Goal – Leave out any pictures and transcribe all other data below exactly.

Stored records
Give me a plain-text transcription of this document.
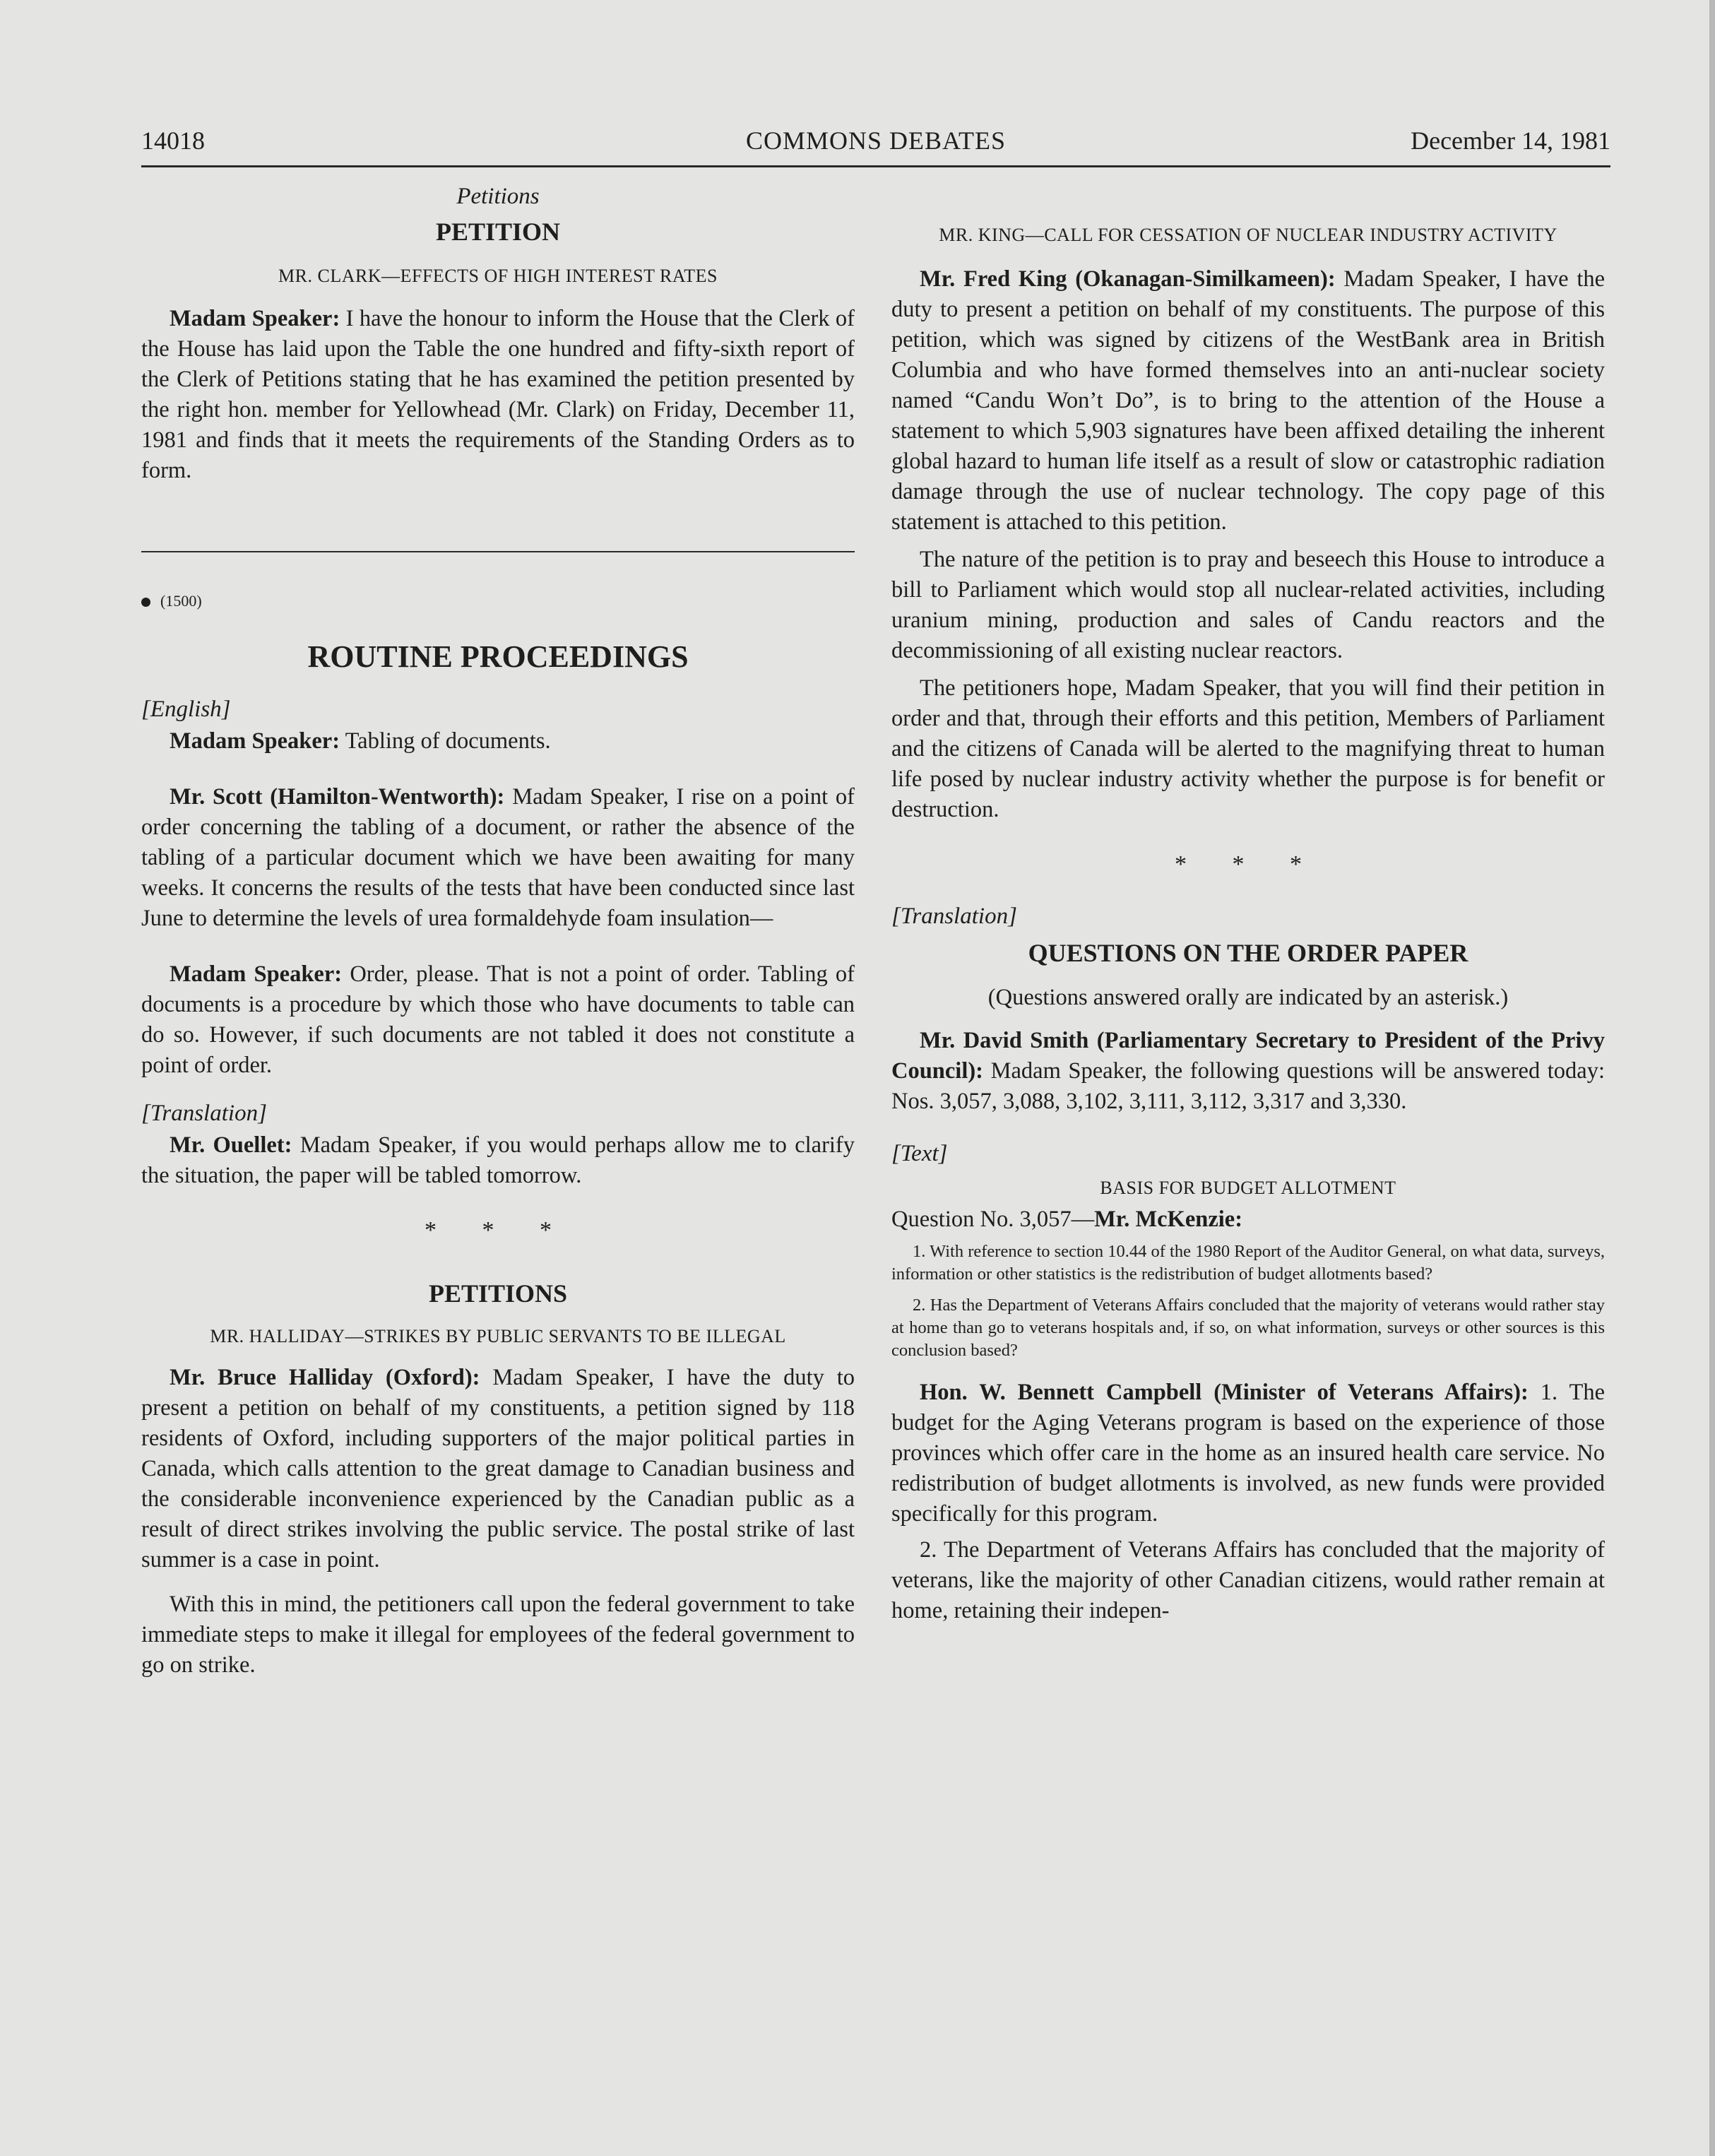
14018	COMMONS DEBATES	December 14, 1981

Petitions

PETITION

MR. CLARK—EFFECTS OF HIGH INTEREST RATES

Madam Speaker: I have the honour to inform the House that the Clerk of the House has laid upon the Table the one hundred and fifty-sixth report of the Clerk of Petitions stating that he has examined the petition presented by the right hon. member for Yellowhead (Mr. Clark) on Friday, December 11, 1981 and finds that it meets the requirements of the Standing Orders as to form.

(1500)

ROUTINE PROCEEDINGS

[English]

Madam Speaker: Tabling of documents.

Mr. Scott (Hamilton-Wentworth): Madam Speaker, I rise on a point of order concerning the tabling of a document, or rather the absence of the tabling of a particular document which we have been awaiting for many weeks. It concerns the results of the tests that have been conducted since last June to determine the levels of urea formaldehyde foam insulation—

Madam Speaker: Order, please. That is not a point of order. Tabling of documents is a procedure by which those who have documents to table can do so. However, if such documents are not tabled it does not constitute a point of order.

[Translation]

Mr. Ouellet: Madam Speaker, if you would perhaps allow me to clarify the situation, the paper will be tabled tomorrow.

* * *

PETITIONS

MR. HALLIDAY—STRIKES BY PUBLIC SERVANTS TO BE ILLEGAL

Mr. Bruce Halliday (Oxford): Madam Speaker, I have the duty to present a petition on behalf of my constituents, a petition signed by 118 residents of Oxford, including supporters of the major political parties in Canada, which calls attention to the great damage to Canadian business and the considerable inconvenience experienced by the Canadian public as a result of direct strikes involving the public service. The postal strike of last summer is a case in point.

With this in mind, the petitioners call upon the federal government to take immediate steps to make it illegal for employees of the federal government to go on strike.

MR. KING—CALL FOR CESSATION OF NUCLEAR INDUSTRY ACTIVITY

Mr. Fred King (Okanagan-Similkameen): Madam Speaker, I have the duty to present a petition on behalf of my constituents. The purpose of this petition, which was signed by citizens of the WestBank area in British Columbia and who have formed themselves into an anti-nuclear society named “Candu Won’t Do”, is to bring to the attention of the House a statement to which 5,903 signatures have been affixed detailing the inherent global hazard to human life itself as a result of slow or catastrophic radiation damage through the use of nuclear technology. The copy page of this statement is attached to this petition.

The nature of the petition is to pray and beseech this House to introduce a bill to Parliament which would stop all nuclear-related activities, including uranium mining, production and sales of Candu reactors and the decommissioning of all existing nuclear reactors.

The petitioners hope, Madam Speaker, that you will find their petition in order and that, through their efforts and this petition, Members of Parliament and the citizens of Canada will be alerted to the magnifying threat to human life posed by nuclear industry activity whether the purpose is for benefit or destruction.

* * *

[Translation]

QUESTIONS ON THE ORDER PAPER

(Questions answered orally are indicated by an asterisk.)

Mr. David Smith (Parliamentary Secretary to President of the Privy Council): Madam Speaker, the following questions will be answered today: Nos. 3,057, 3,088, 3,102, 3,111, 3,112, 3,317 and 3,330.

[Text]

BASIS FOR BUDGET ALLOTMENT

Question No. 3,057—Mr. McKenzie:

1. With reference to section 10.44 of the 1980 Report of the Auditor General, on what data, surveys, information or other statistics is the redistribution of budget allotments based?

2. Has the Department of Veterans Affairs concluded that the majority of veterans would rather stay at home than go to veterans hospitals and, if so, on what information, surveys or other sources is this conclusion based?

Hon. W. Bennett Campbell (Minister of Veterans Affairs): 1. The budget for the Aging Veterans program is based on the experience of those provinces which offer care in the home as an insured health care service. No redistribution of budget allotments is involved, as new funds were provided specifically for this program.

2. The Department of Veterans Affairs has concluded that the majority of veterans, like the majority of other Canadian citizens, would rather remain at home, retaining their indepen-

Response to this exercise –
Give me a plain-text transcription of this document.
14018	COMMONS DEBATES	December 14, 1981

Petitions

PETITION

MR. CLARK—EFFECTS OF HIGH INTEREST RATES

Madam Speaker: I have the honour to inform the House that the Clerk of the House has laid upon the Table the one hundred and fifty-sixth report of the Clerk of Petitions stating that he has examined the petition presented by the right hon. member for Yellowhead (Mr. Clark) on Friday, December 11, 1981 and finds that it meets the requirements of the Standing Orders as to form.

(1500)

ROUTINE PROCEEDINGS

[English]

Madam Speaker: Tabling of documents.

Mr. Scott (Hamilton-Wentworth): Madam Speaker, I rise on a point of order concerning the tabling of a document, or rather the absence of the tabling of a particular document which we have been awaiting for many weeks. It concerns the results of the tests that have been conducted since last June to determine the levels of urea formaldehyde foam insulation—

Madam Speaker: Order, please. That is not a point of order. Tabling of documents is a procedure by which those who have documents to table can do so. However, if such documents are not tabled it does not constitute a point of order.

[Translation]

Mr. Ouellet: Madam Speaker, if you would perhaps allow me to clarify the situation, the paper will be tabled tomorrow.

* * *

PETITIONS

MR. HALLIDAY—STRIKES BY PUBLIC SERVANTS TO BE ILLEGAL

Mr. Bruce Halliday (Oxford): Madam Speaker, I have the duty to present a petition on behalf of my constituents, a petition signed by 118 residents of Oxford, including supporters of the major political parties in Canada, which calls attention to the great damage to Canadian business and the considerable inconvenience experienced by the Canadian public as a result of direct strikes involving the public service. The postal strike of last summer is a case in point.

With this in mind, the petitioners call upon the federal government to take immediate steps to make it illegal for employees of the federal government to go on strike.

MR. KING—CALL FOR CESSATION OF NUCLEAR INDUSTRY ACTIVITY

Mr. Fred King (Okanagan-Similkameen): Madam Speaker, I have the duty to present a petition on behalf of my constituents. The purpose of this petition, which was signed by citizens of the WestBank area in British Columbia and who have formed themselves into an anti-nuclear society named “Candu Won’t Do”, is to bring to the attention of the House a statement to which 5,903 signatures have been affixed detailing the inherent global hazard to human life itself as a result of slow or catastrophic radiation damage through the use of nuclear technology. The copy page of this statement is attached to this petition.

The nature of the petition is to pray and beseech this House to introduce a bill to Parliament which would stop all nuclear-related activities, including uranium mining, production and sales of Candu reactors and the decommissioning of all existing nuclear reactors.

The petitioners hope, Madam Speaker, that you will find their petition in order and that, through their efforts and this petition, Members of Parliament and the citizens of Canada will be alerted to the magnifying threat to human life posed by nuclear industry activity whether the purpose is for benefit or destruction.

* * *

[Translation]

QUESTIONS ON THE ORDER PAPER

(Questions answered orally are indicated by an asterisk.)

Mr. David Smith (Parliamentary Secretary to President of the Privy Council): Madam Speaker, the following questions will be answered today: Nos. 3,057, 3,088, 3,102, 3,111, 3,112, 3,317 and 3,330.

[Text]

BASIS FOR BUDGET ALLOTMENT

Question No. 3,057—Mr. McKenzie:

1. With reference to section 10.44 of the 1980 Report of the Auditor General, on what data, surveys, information or other statistics is the redistribution of budget allotments based?

2. Has the Department of Veterans Affairs concluded that the majority of veterans would rather stay at home than go to veterans hospitals and, if so, on what information, surveys or other sources is this conclusion based?

Hon. W. Bennett Campbell (Minister of Veterans Affairs): 1. The budget for the Aging Veterans program is based on the experience of those provinces which offer care in the home as an insured health care service. No redistribution of budget allotments is involved, as new funds were provided specifically for this program.

2. The Department of Veterans Affairs has concluded that the majority of veterans, like the majority of other Canadian citizens, would rather remain at home, retaining their indepen-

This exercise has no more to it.